» **Aim**
Reproduce all the material exactly, minus any pictures it holds.

» **Records provided**
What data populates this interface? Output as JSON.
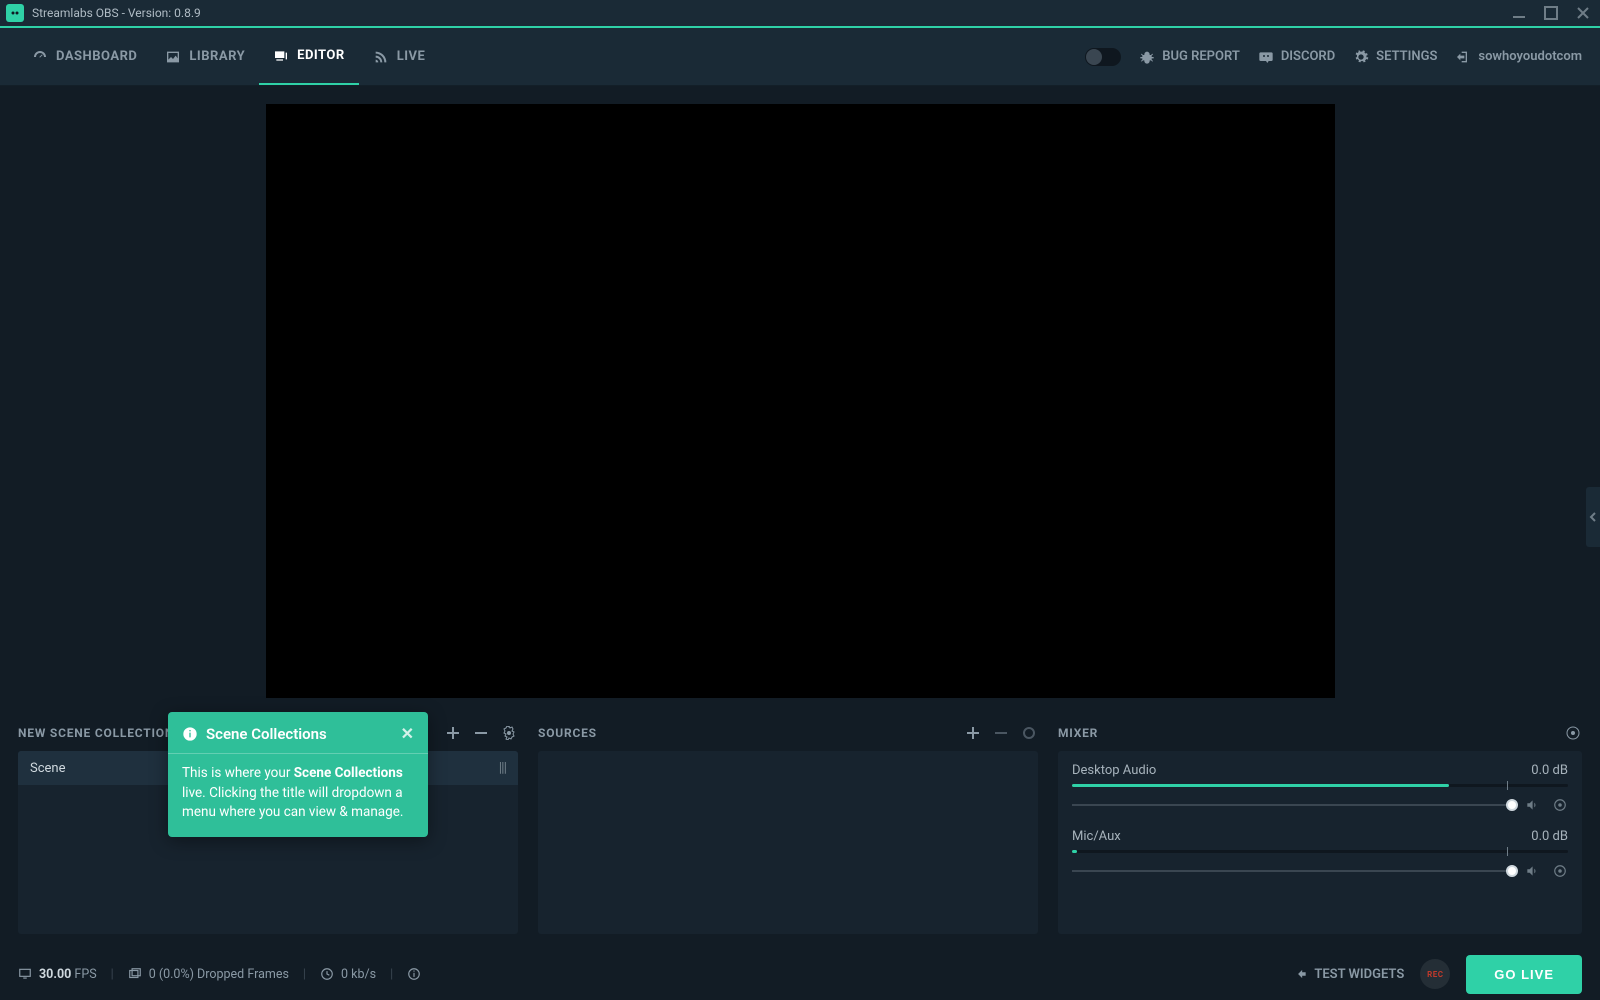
{
  "titlebar": {
    "title": "Streamlabs OBS - Version: 0.8.9"
  },
  "nav": {
    "dashboard": "DASHBOARD",
    "library": "LIBRARY",
    "editor": "EDITOR",
    "live": "LIVE"
  },
  "navRight": {
    "bugreport": "BUG REPORT",
    "discord": "DISCORD",
    "settings": "SETTINGS",
    "username": "sowhoyoudotcom"
  },
  "panels": {
    "scenesTitle": "NEW SCENE COLLECTION",
    "sourcesTitle": "SOURCES",
    "mixerTitle": "MIXER",
    "sceneName": "Scene"
  },
  "mixer": [
    {
      "name": "Desktop Audio",
      "db": "0.0 dB"
    },
    {
      "name": "Mic/Aux",
      "db": "0.0 dB"
    }
  ],
  "footer": {
    "fpsValue": "30.00",
    "fpsLabel": "FPS",
    "dropped": "0 (0.0%) Dropped Frames",
    "bitrate": "0 kb/s",
    "testWidgets": "TEST WIDGETS",
    "rec": "REC",
    "golive": "GO LIVE"
  },
  "tooltip": {
    "title": "Scene Collections",
    "body_pre": "This is where your ",
    "body_bold": "Scene Collections",
    "body_post": " live. Clicking the title will dropdown a menu where you can view & manage."
  }
}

» **Worked solution**
What data populates this interface? Output as JSON.
{
  "titlebar": {
    "title": "Streamlabs OBS - Version: 0.8.9"
  },
  "nav": {
    "dashboard": "DASHBOARD",
    "library": "LIBRARY",
    "editor": "EDITOR",
    "live": "LIVE"
  },
  "navRight": {
    "bugreport": "BUG REPORT",
    "discord": "DISCORD",
    "settings": "SETTINGS",
    "username": "sowhoyoudotcom"
  },
  "panels": {
    "scenesTitle": "NEW SCENE COLLECTION",
    "sourcesTitle": "SOURCES",
    "mixerTitle": "MIXER",
    "sceneName": "Scene"
  },
  "mixer": [
    {
      "name": "Desktop Audio",
      "db": "0.0 dB"
    },
    {
      "name": "Mic/Aux",
      "db": "0.0 dB"
    }
  ],
  "footer": {
    "fpsValue": "30.00",
    "fpsLabel": "FPS",
    "dropped": "0 (0.0%) Dropped Frames",
    "bitrate": "0 kb/s",
    "testWidgets": "TEST WIDGETS",
    "rec": "REC",
    "golive": "GO LIVE"
  },
  "tooltip": {
    "title": "Scene Collections",
    "body_pre": "This is where your ",
    "body_bold": "Scene Collections",
    "body_post": " live. Clicking the title will dropdown a menu where you can view & manage."
  }
}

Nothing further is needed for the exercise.